What you will do:
Repeat the whole listing exactly.

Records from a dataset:
━━━━

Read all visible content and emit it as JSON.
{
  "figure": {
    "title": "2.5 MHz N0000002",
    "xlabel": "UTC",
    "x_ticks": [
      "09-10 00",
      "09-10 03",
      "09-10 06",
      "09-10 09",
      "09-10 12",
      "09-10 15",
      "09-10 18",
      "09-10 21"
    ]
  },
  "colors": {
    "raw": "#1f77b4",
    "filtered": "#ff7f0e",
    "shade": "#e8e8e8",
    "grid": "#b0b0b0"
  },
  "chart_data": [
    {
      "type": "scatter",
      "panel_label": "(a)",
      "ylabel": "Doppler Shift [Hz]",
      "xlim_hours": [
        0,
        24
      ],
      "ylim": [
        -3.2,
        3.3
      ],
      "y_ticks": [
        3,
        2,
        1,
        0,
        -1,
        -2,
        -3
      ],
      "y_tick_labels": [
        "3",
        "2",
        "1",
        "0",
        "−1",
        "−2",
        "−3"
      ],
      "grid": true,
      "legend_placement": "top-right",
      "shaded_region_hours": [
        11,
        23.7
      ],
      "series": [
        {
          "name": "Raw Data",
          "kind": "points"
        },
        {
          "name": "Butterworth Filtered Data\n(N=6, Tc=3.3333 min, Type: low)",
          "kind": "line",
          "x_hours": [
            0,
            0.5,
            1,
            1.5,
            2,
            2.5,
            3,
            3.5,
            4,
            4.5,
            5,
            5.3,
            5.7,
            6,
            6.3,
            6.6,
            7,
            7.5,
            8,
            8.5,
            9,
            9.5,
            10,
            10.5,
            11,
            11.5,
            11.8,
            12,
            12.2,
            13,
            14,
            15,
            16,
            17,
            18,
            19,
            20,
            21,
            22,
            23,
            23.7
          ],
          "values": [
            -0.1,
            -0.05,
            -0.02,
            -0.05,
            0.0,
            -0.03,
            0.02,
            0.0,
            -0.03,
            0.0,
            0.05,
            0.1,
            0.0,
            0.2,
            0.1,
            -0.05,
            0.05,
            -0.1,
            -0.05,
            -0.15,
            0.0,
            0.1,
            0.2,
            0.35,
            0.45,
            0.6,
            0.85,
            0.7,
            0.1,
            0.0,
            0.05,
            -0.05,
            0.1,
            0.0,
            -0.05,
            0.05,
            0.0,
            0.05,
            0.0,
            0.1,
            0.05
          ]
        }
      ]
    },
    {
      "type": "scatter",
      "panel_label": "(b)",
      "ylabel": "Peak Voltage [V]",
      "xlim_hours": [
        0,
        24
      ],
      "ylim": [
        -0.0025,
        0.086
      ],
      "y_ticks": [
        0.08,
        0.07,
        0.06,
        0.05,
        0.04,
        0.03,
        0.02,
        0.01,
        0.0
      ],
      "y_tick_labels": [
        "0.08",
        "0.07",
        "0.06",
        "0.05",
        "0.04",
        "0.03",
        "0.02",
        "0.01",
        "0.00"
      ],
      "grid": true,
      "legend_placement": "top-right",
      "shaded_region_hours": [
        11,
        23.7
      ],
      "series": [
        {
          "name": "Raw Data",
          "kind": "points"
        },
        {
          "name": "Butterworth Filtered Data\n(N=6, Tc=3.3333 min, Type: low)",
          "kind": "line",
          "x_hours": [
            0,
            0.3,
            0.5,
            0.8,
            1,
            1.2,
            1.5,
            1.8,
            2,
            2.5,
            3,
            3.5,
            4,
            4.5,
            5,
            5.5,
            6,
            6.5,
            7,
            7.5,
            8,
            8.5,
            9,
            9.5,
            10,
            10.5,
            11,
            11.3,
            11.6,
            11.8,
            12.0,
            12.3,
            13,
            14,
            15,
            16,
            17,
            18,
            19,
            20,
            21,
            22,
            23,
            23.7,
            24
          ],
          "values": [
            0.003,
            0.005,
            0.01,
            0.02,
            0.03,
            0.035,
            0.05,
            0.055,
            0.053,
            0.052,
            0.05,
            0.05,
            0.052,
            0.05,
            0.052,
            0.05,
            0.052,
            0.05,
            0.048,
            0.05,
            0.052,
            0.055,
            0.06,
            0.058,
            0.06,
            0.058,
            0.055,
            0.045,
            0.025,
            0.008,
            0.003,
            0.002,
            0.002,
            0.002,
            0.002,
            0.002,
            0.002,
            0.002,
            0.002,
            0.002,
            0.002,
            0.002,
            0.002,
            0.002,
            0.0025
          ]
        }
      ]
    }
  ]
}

━━━━

Finished task:
Read all visible content and emit it as JSON.
{
  "figure": {
    "title": "2.5 MHz N0000002",
    "xlabel": "UTC",
    "x_ticks": [
      "09-10 00",
      "09-10 03",
      "09-10 06",
      "09-10 09",
      "09-10 12",
      "09-10 15",
      "09-10 18",
      "09-10 21"
    ]
  },
  "colors": {
    "raw": "#1f77b4",
    "filtered": "#ff7f0e",
    "shade": "#e8e8e8",
    "grid": "#b0b0b0"
  },
  "chart_data": [
    {
      "type": "scatter",
      "panel_label": "(a)",
      "ylabel": "Doppler Shift [Hz]",
      "xlim_hours": [
        0,
        24
      ],
      "ylim": [
        -3.2,
        3.3
      ],
      "y_ticks": [
        3,
        2,
        1,
        0,
        -1,
        -2,
        -3
      ],
      "y_tick_labels": [
        "3",
        "2",
        "1",
        "0",
        "−1",
        "−2",
        "−3"
      ],
      "grid": true,
      "legend_placement": "top-right",
      "shaded_region_hours": [
        11,
        23.7
      ],
      "series": [
        {
          "name": "Raw Data",
          "kind": "points"
        },
        {
          "name": "Butterworth Filtered Data\n(N=6, Tc=3.3333 min, Type: low)",
          "kind": "line",
          "x_hours": [
            0,
            0.5,
            1,
            1.5,
            2,
            2.5,
            3,
            3.5,
            4,
            4.5,
            5,
            5.3,
            5.7,
            6,
            6.3,
            6.6,
            7,
            7.5,
            8,
            8.5,
            9,
            9.5,
            10,
            10.5,
            11,
            11.5,
            11.8,
            12,
            12.2,
            13,
            14,
            15,
            16,
            17,
            18,
            19,
            20,
            21,
            22,
            23,
            23.7
          ],
          "values": [
            -0.1,
            -0.05,
            -0.02,
            -0.05,
            0.0,
            -0.03,
            0.02,
            0.0,
            -0.03,
            0.0,
            0.05,
            0.1,
            0.0,
            0.2,
            0.1,
            -0.05,
            0.05,
            -0.1,
            -0.05,
            -0.15,
            0.0,
            0.1,
            0.2,
            0.35,
            0.45,
            0.6,
            0.85,
            0.7,
            0.1,
            0.0,
            0.05,
            -0.05,
            0.1,
            0.0,
            -0.05,
            0.05,
            0.0,
            0.05,
            0.0,
            0.1,
            0.05
          ]
        }
      ]
    },
    {
      "type": "scatter",
      "panel_label": "(b)",
      "ylabel": "Peak Voltage [V]",
      "xlim_hours": [
        0,
        24
      ],
      "ylim": [
        -0.0025,
        0.086
      ],
      "y_ticks": [
        0.08,
        0.07,
        0.06,
        0.05,
        0.04,
        0.03,
        0.02,
        0.01,
        0.0
      ],
      "y_tick_labels": [
        "0.08",
        "0.07",
        "0.06",
        "0.05",
        "0.04",
        "0.03",
        "0.02",
        "0.01",
        "0.00"
      ],
      "grid": true,
      "legend_placement": "top-right",
      "shaded_region_hours": [
        11,
        23.7
      ],
      "series": [
        {
          "name": "Raw Data",
          "kind": "points"
        },
        {
          "name": "Butterworth Filtered Data\n(N=6, Tc=3.3333 min, Type: low)",
          "kind": "line",
          "x_hours": [
            0,
            0.3,
            0.5,
            0.8,
            1,
            1.2,
            1.5,
            1.8,
            2,
            2.5,
            3,
            3.5,
            4,
            4.5,
            5,
            5.5,
            6,
            6.5,
            7,
            7.5,
            8,
            8.5,
            9,
            9.5,
            10,
            10.5,
            11,
            11.3,
            11.6,
            11.8,
            12.0,
            12.3,
            13,
            14,
            15,
            16,
            17,
            18,
            19,
            20,
            21,
            22,
            23,
            23.7,
            24
          ],
          "values": [
            0.003,
            0.005,
            0.01,
            0.02,
            0.03,
            0.035,
            0.05,
            0.055,
            0.053,
            0.052,
            0.05,
            0.05,
            0.052,
            0.05,
            0.052,
            0.05,
            0.052,
            0.05,
            0.048,
            0.05,
            0.052,
            0.055,
            0.06,
            0.058,
            0.06,
            0.058,
            0.055,
            0.045,
            0.025,
            0.008,
            0.003,
            0.002,
            0.002,
            0.002,
            0.002,
            0.002,
            0.002,
            0.002,
            0.002,
            0.002,
            0.002,
            0.002,
            0.002,
            0.002,
            0.0025
          ]
        }
      ]
    }
  ]
}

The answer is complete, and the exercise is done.